◆ **Your task**
The records that follow should be retyped word for word.

Collected data
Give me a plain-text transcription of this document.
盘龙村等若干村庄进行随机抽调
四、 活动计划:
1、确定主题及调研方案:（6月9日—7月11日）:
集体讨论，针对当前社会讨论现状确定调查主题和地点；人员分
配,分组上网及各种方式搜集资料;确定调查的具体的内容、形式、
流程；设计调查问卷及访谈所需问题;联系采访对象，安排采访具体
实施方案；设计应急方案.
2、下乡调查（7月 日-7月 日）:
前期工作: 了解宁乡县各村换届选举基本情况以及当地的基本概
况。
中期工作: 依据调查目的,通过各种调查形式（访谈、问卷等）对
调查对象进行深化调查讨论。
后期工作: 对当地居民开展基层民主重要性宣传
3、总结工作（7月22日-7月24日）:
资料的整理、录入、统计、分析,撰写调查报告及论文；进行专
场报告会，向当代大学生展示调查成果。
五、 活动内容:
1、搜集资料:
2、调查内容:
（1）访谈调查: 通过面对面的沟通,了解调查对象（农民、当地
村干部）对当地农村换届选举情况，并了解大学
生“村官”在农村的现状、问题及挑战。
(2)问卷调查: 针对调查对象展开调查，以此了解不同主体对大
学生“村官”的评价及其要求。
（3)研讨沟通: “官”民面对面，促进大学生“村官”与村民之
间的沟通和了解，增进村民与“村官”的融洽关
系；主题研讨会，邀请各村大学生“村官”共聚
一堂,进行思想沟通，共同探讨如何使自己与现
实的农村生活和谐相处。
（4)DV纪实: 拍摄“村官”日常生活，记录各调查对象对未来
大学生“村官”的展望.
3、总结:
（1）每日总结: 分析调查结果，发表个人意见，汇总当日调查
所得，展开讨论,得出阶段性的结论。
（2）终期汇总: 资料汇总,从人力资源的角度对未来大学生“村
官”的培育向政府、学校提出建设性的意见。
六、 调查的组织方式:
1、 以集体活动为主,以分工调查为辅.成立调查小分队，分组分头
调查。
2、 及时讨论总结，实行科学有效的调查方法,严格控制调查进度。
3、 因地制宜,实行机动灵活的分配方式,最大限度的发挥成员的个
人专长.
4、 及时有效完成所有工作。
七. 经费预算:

◆ **Response to the task**
Give me a plain-text transcription of this document.
盘龙村等若干村庄进行随机抽调
四、 活动计划:
1、确定主题及调研方案:（6月9日—7月11日）:
集体讨论，针对当前社会讨论现状确定调查主题和地点；人员分
配,分组上网及各种方式搜集资料;确定调查的具体的内容、形式、
流程；设计调查问卷及访谈所需问题;联系采访对象，安排采访具体
实施方案；设计应急方案.
2、下乡调查（7月 日-7月 日）:
前期工作: 了解宁乡县各村换届选举基本情况以及当地的基本概
况。
中期工作: 依据调查目的,通过各种调查形式（访谈、问卷等）对
调查对象进行深化调查讨论。
后期工作: 对当地居民开展基层民主重要性宣传
3、总结工作（7月22日-7月24日）:
资料的整理、录入、统计、分析,撰写调查报告及论文；进行专
场报告会，向当代大学生展示调查成果。
五、 活动内容:
1、搜集资料:
2、调查内容:
（1）访谈调查: 通过面对面的沟通,了解调查对象（农民、当地
村干部）对当地农村换届选举情况，并了解大学
生“村官”在农村的现状、问题及挑战。
(2)问卷调查: 针对调查对象展开调查，以此了解不同主体对大
学生“村官”的评价及其要求。
（3)研讨沟通: “官”民面对面，促进大学生“村官”与村民之
间的沟通和了解，增进村民与“村官”的融洽关
系；主题研讨会，邀请各村大学生“村官”共聚
一堂,进行思想沟通，共同探讨如何使自己与现
实的农村生活和谐相处。
（4)DV纪实: 拍摄“村官”日常生活，记录各调查对象对未来
大学生“村官”的展望.
3、总结:
（1）每日总结: 分析调查结果，发表个人意见，汇总当日调查
所得，展开讨论,得出阶段性的结论。
（2）终期汇总: 资料汇总,从人力资源的角度对未来大学生“村
官”的培育向政府、学校提出建设性的意见。
六、 调查的组织方式:
1、 以集体活动为主,以分工调查为辅.成立调查小分队，分组分头
调查。
2、 及时讨论总结，实行科学有效的调查方法,严格控制调查进度。
3、 因地制宜,实行机动灵活的分配方式,最大限度的发挥成员的个
人专长.
4、 及时有效完成所有工作。
七. 经费预算:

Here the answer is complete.